*GIVEN REQUEST*
Extract the full listing below without altering a single character.
— Begin —
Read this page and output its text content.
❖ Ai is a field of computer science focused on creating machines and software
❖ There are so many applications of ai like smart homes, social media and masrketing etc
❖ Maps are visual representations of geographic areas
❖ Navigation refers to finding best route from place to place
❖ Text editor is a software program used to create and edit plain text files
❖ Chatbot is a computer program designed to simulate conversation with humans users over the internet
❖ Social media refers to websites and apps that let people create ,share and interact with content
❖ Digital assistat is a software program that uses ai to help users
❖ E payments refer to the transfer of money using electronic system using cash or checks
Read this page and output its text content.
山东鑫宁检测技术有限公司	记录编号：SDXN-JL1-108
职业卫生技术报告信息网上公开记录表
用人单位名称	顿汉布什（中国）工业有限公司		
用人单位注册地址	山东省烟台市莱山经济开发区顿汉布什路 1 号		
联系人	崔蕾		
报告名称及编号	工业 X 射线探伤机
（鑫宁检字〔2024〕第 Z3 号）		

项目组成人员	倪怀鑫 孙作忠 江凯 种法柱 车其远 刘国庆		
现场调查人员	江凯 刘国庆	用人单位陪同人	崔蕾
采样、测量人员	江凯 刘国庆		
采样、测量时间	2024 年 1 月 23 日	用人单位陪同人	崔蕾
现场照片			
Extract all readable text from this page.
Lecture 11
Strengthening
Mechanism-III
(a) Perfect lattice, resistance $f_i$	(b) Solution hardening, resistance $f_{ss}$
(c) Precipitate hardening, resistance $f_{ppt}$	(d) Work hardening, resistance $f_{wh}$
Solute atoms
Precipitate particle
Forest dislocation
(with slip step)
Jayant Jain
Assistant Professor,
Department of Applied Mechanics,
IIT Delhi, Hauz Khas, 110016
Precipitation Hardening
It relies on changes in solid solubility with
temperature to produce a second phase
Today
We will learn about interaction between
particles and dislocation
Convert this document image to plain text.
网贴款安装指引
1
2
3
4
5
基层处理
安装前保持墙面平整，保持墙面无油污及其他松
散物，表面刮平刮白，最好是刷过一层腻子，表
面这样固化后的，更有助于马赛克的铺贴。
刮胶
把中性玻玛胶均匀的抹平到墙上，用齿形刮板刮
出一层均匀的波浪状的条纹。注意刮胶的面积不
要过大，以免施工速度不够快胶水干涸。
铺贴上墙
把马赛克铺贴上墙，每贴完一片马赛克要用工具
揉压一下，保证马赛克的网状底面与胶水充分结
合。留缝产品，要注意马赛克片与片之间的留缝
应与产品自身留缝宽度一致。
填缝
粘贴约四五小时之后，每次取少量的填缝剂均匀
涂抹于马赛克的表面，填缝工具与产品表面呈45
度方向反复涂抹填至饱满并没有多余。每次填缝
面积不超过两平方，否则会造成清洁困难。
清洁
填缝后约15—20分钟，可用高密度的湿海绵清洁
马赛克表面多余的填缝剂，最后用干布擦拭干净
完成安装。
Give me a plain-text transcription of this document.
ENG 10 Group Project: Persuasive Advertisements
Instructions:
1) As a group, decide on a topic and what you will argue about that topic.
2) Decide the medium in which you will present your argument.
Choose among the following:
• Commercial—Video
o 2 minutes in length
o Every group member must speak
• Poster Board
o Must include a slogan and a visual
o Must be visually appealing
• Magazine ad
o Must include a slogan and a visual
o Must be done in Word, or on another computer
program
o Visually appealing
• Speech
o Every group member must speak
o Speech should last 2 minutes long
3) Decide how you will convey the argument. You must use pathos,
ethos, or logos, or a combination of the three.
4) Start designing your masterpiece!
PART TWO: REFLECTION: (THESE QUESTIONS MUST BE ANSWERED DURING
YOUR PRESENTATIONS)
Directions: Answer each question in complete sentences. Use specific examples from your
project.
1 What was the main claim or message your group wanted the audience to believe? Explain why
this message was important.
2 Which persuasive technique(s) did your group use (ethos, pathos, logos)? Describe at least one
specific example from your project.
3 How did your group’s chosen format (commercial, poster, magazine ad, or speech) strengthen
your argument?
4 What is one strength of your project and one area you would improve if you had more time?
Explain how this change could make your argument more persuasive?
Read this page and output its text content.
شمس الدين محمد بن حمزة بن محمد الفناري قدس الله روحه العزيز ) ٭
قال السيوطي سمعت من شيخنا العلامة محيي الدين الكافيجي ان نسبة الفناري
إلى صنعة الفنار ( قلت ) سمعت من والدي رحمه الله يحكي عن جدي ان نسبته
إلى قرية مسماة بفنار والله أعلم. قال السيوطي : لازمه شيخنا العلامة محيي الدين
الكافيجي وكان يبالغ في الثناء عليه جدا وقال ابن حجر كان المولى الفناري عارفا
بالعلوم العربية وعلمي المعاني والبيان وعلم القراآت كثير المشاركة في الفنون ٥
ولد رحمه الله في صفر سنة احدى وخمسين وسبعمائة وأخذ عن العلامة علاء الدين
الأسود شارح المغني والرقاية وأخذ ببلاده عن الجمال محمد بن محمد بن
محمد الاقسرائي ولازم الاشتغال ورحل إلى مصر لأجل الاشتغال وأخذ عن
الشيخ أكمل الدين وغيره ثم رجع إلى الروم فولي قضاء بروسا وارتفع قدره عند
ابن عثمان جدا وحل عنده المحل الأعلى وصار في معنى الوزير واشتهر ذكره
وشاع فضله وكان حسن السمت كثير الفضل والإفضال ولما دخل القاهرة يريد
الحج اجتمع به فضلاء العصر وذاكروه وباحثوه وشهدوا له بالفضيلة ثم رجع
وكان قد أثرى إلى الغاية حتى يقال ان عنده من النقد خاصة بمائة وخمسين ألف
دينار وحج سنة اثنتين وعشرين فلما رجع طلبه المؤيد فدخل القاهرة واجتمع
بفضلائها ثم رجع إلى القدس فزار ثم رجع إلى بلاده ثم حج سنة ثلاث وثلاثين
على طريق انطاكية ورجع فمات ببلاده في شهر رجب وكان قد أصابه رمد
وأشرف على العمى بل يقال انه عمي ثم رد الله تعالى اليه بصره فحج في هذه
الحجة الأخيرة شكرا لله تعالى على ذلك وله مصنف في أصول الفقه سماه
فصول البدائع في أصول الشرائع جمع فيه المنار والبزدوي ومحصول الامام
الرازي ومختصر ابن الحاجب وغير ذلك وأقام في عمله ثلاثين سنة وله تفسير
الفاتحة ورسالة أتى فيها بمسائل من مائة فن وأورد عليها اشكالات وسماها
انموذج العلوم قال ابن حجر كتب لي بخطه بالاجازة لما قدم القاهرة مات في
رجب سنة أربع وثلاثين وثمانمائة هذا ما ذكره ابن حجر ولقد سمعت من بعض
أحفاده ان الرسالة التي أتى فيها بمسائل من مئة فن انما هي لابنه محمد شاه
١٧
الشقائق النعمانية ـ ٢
— End —
*RESULT FOR THIS EXERCISE*
Read this page and output its text content.
❖ Ai is a field of computer science focused on creating machines and software
❖ There are so many applications of ai like smart homes, social media and masrketing etc
❖ Maps are visual representations of geographic areas
❖ Navigation refers to finding best route from place to place
❖ Text editor is a software program used to create and edit plain text files
❖ Chatbot is a computer program designed to simulate conversation with humans users over the internet
❖ Social media refers to websites and apps that let people create ,share and interact with content
❖ Digital assistat is a software program that uses ai to help users
❖ E payments refer to the transfer of money using electronic system using cash or checks
Read this page and output its text content.
山东鑫宁检测技术有限公司	记录编号：SDXN-JL1-108
职业卫生技术报告信息网上公开记录表
用人单位名称	顿汉布什（中国）工业有限公司		
用人单位注册地址	山东省烟台市莱山经济开发区顿汉布什路 1 号		
联系人	崔蕾		
报告名称及编号	工业 X 射线探伤机
（鑫宁检字〔2024〕第 Z3 号）		

项目组成人员	倪怀鑫 孙作忠 江凯 种法柱 车其远 刘国庆		
现场调查人员	江凯 刘国庆	用人单位陪同人	崔蕾
采样、测量人员	江凯 刘国庆		
采样、测量时间	2024 年 1 月 23 日	用人单位陪同人	崔蕾
现场照片			
Extract all readable text from this page.
Lecture 11
Strengthening
Mechanism-III
(a) Perfect lattice, resistance $f_i$	(b) Solution hardening, resistance $f_{ss}$
(c) Precipitate hardening, resistance $f_{ppt}$	(d) Work hardening, resistance $f_{wh}$
Solute atoms
Precipitate particle
Forest dislocation
(with slip step)
Jayant Jain
Assistant Professor,
Department of Applied Mechanics,
IIT Delhi, Hauz Khas, 110016
Precipitation Hardening
It relies on changes in solid solubility with
temperature to produce a second phase
Today
We will learn about interaction between
particles and dislocation
Convert this document image to plain text.
网贴款安装指引
1
2
3
4
5
基层处理
安装前保持墙面平整，保持墙面无油污及其他松
散物，表面刮平刮白，最好是刷过一层腻子，表
面这样固化后的，更有助于马赛克的铺贴。
刮胶
把中性玻玛胶均匀的抹平到墙上，用齿形刮板刮
出一层均匀的波浪状的条纹。注意刮胶的面积不
要过大，以免施工速度不够快胶水干涸。
铺贴上墙
把马赛克铺贴上墙，每贴完一片马赛克要用工具
揉压一下，保证马赛克的网状底面与胶水充分结
合。留缝产品，要注意马赛克片与片之间的留缝
应与产品自身留缝宽度一致。
填缝
粘贴约四五小时之后，每次取少量的填缝剂均匀
涂抹于马赛克的表面，填缝工具与产品表面呈45
度方向反复涂抹填至饱满并没有多余。每次填缝
面积不超过两平方，否则会造成清洁困难。
清洁
填缝后约15—20分钟，可用高密度的湿海绵清洁
马赛克表面多余的填缝剂，最后用干布擦拭干净
完成安装。
Give me a plain-text transcription of this document.
ENG 10 Group Project: Persuasive Advertisements
Instructions:
1) As a group, decide on a topic and what you will argue about that topic.
2) Decide the medium in which you will present your argument.
Choose among the following:
• Commercial—Video
o 2 minutes in length
o Every group member must speak
• Poster Board
o Must include a slogan and a visual
o Must be visually appealing
• Magazine ad
o Must include a slogan and a visual
o Must be done in Word, or on another computer
program
o Visually appealing
• Speech
o Every group member must speak
o Speech should last 2 minutes long
3) Decide how you will convey the argument. You must use pathos,
ethos, or logos, or a combination of the three.
4) Start designing your masterpiece!
PART TWO: REFLECTION: (THESE QUESTIONS MUST BE ANSWERED DURING
YOUR PRESENTATIONS)
Directions: Answer each question in complete sentences. Use specific examples from your
project.
1 What was the main claim or message your group wanted the audience to believe? Explain why
this message was important.
2 Which persuasive technique(s) did your group use (ethos, pathos, logos)? Describe at least one
specific example from your project.
3 How did your group’s chosen format (commercial, poster, magazine ad, or speech) strengthen
your argument?
4 What is one strength of your project and one area you would improve if you had more time?
Explain how this change could make your argument more persuasive?
Read this page and output its text content.
شمس الدين محمد بن حمزة بن محمد الفناري قدس الله روحه العزيز ) ٭
قال السيوطي سمعت من شيخنا العلامة محيي الدين الكافيجي ان نسبة الفناري
إلى صنعة الفنار ( قلت ) سمعت من والدي رحمه الله يحكي عن جدي ان نسبته
إلى قرية مسماة بفنار والله أعلم. قال السيوطي : لازمه شيخنا العلامة محيي الدين
الكافيجي وكان يبالغ في الثناء عليه جدا وقال ابن حجر كان المولى الفناري عارفا
بالعلوم العربية وعلمي المعاني والبيان وعلم القراآت كثير المشاركة في الفنون ٥
ولد رحمه الله في صفر سنة احدى وخمسين وسبعمائة وأخذ عن العلامة علاء الدين
الأسود شارح المغني والرقاية وأخذ ببلاده عن الجمال محمد بن محمد بن
محمد الاقسرائي ولازم الاشتغال ورحل إلى مصر لأجل الاشتغال وأخذ عن
الشيخ أكمل الدين وغيره ثم رجع إلى الروم فولي قضاء بروسا وارتفع قدره عند
ابن عثمان جدا وحل عنده المحل الأعلى وصار في معنى الوزير واشتهر ذكره
وشاع فضله وكان حسن السمت كثير الفضل والإفضال ولما دخل القاهرة يريد
الحج اجتمع به فضلاء العصر وذاكروه وباحثوه وشهدوا له بالفضيلة ثم رجع
وكان قد أثرى إلى الغاية حتى يقال ان عنده من النقد خاصة بمائة وخمسين ألف
دينار وحج سنة اثنتين وعشرين فلما رجع طلبه المؤيد فدخل القاهرة واجتمع
بفضلائها ثم رجع إلى القدس فزار ثم رجع إلى بلاده ثم حج سنة ثلاث وثلاثين
على طريق انطاكية ورجع فمات ببلاده في شهر رجب وكان قد أصابه رمد
وأشرف على العمى بل يقال انه عمي ثم رد الله تعالى اليه بصره فحج في هذه
الحجة الأخيرة شكرا لله تعالى على ذلك وله مصنف في أصول الفقه سماه
فصول البدائع في أصول الشرائع جمع فيه المنار والبزدوي ومحصول الامام
الرازي ومختصر ابن الحاجب وغير ذلك وأقام في عمله ثلاثين سنة وله تفسير
الفاتحة ورسالة أتى فيها بمسائل من مائة فن وأورد عليها اشكالات وسماها
انموذج العلوم قال ابن حجر كتب لي بخطه بالاجازة لما قدم القاهرة مات في
رجب سنة أربع وثلاثين وثمانمائة هذا ما ذكره ابن حجر ولقد سمعت من بعض
أحفاده ان الرسالة التي أتى فيها بمسائل من مئة فن انما هي لابنه محمد شاه
١٧
الشقائق النعمانية ـ ٢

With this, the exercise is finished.